* **REQUEST**: Check every line below for the word "emploi" and copy each one that has it.

(A run of records)
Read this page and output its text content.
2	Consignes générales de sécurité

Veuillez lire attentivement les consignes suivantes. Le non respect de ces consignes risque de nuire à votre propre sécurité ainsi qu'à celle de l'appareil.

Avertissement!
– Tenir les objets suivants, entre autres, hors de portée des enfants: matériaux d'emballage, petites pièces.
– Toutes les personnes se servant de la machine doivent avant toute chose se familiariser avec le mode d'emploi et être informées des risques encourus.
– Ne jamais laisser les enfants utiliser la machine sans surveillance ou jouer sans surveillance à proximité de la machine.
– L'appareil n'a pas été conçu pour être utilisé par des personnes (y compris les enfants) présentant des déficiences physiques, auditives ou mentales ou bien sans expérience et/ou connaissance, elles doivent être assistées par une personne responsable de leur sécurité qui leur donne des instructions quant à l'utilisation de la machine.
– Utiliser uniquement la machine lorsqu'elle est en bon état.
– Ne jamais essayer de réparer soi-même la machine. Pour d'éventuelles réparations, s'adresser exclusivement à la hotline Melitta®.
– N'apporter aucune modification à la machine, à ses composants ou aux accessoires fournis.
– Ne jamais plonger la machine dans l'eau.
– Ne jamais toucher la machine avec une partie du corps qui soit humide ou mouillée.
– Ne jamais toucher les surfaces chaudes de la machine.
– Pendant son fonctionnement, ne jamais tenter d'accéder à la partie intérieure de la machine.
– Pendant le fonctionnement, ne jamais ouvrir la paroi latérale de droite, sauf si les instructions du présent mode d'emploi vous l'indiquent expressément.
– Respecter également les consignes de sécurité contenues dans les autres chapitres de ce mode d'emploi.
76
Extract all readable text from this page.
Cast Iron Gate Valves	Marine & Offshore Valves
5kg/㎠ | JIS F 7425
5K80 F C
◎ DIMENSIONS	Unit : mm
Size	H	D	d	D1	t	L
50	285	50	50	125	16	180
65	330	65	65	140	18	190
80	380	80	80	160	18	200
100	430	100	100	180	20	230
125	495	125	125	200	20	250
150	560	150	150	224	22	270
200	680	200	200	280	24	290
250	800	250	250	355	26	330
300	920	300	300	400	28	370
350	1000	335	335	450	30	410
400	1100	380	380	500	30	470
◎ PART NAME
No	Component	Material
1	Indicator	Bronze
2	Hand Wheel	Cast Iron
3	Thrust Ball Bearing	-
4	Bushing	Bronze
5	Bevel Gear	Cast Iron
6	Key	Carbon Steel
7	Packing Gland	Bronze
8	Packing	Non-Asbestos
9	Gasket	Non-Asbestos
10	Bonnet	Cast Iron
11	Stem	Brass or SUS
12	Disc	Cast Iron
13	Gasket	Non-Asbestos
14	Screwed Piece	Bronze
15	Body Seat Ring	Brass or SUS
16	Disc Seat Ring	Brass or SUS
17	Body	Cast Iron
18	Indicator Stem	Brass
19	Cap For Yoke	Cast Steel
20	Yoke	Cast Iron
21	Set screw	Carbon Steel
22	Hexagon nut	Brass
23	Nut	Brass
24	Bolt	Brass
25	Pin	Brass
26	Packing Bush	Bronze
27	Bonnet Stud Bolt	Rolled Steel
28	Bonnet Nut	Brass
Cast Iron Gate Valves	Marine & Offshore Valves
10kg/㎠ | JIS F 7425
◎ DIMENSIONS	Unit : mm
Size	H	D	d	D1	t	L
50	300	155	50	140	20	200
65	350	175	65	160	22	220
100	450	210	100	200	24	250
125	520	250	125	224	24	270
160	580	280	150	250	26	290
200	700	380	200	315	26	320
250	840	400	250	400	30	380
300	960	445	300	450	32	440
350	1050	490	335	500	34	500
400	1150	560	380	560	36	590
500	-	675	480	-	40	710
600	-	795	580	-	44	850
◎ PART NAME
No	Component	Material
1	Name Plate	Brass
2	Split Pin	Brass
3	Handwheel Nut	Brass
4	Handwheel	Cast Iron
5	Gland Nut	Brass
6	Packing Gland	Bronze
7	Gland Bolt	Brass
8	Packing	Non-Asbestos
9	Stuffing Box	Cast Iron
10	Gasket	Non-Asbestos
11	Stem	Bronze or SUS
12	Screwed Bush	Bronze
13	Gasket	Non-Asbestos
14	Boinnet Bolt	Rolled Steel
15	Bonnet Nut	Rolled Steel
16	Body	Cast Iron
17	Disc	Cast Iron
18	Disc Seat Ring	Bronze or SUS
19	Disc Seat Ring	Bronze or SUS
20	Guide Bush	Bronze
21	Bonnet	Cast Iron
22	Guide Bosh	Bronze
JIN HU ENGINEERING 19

* * *

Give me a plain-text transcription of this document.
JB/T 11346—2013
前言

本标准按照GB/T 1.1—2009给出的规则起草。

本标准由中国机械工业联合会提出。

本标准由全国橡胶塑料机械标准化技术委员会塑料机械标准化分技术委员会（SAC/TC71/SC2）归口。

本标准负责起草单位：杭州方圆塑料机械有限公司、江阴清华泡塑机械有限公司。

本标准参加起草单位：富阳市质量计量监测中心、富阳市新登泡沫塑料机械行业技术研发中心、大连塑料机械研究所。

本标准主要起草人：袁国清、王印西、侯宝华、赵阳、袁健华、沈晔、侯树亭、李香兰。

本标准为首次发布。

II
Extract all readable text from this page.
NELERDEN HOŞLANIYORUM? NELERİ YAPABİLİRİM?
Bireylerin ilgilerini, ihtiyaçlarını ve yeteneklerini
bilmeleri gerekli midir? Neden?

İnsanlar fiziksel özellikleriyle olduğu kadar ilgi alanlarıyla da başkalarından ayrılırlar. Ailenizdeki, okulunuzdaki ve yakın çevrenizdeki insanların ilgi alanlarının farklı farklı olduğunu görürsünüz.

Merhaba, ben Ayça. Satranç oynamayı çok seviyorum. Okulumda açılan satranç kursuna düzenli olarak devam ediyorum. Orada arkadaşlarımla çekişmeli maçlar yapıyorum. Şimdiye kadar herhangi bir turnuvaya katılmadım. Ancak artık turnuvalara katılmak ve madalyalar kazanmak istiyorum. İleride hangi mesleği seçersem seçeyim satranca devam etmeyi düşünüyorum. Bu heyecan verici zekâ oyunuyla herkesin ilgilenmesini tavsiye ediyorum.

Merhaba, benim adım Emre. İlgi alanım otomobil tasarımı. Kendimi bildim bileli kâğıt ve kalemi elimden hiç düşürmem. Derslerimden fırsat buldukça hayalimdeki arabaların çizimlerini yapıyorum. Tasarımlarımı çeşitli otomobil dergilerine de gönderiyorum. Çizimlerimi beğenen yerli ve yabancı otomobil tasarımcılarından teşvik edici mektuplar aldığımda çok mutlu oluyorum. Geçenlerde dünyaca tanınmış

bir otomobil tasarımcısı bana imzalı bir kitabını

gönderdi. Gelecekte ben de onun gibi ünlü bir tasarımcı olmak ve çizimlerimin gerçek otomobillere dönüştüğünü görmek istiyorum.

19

* **SOLUTION BELOW**:
– Toutes les personnes se servant de la machine doivent avant toute chose se familiariser avec le mode d'emploi et être informées des risques encourus.
– Pendant le fonctionnement, ne jamais ouvrir la paroi latérale de droite, sauf si les instructions du présent mode d'emploi vous l'indiquent expressément.
– Respecter également les consignes de sécurité contenues dans les autres chapitres de ce mode d'emploi.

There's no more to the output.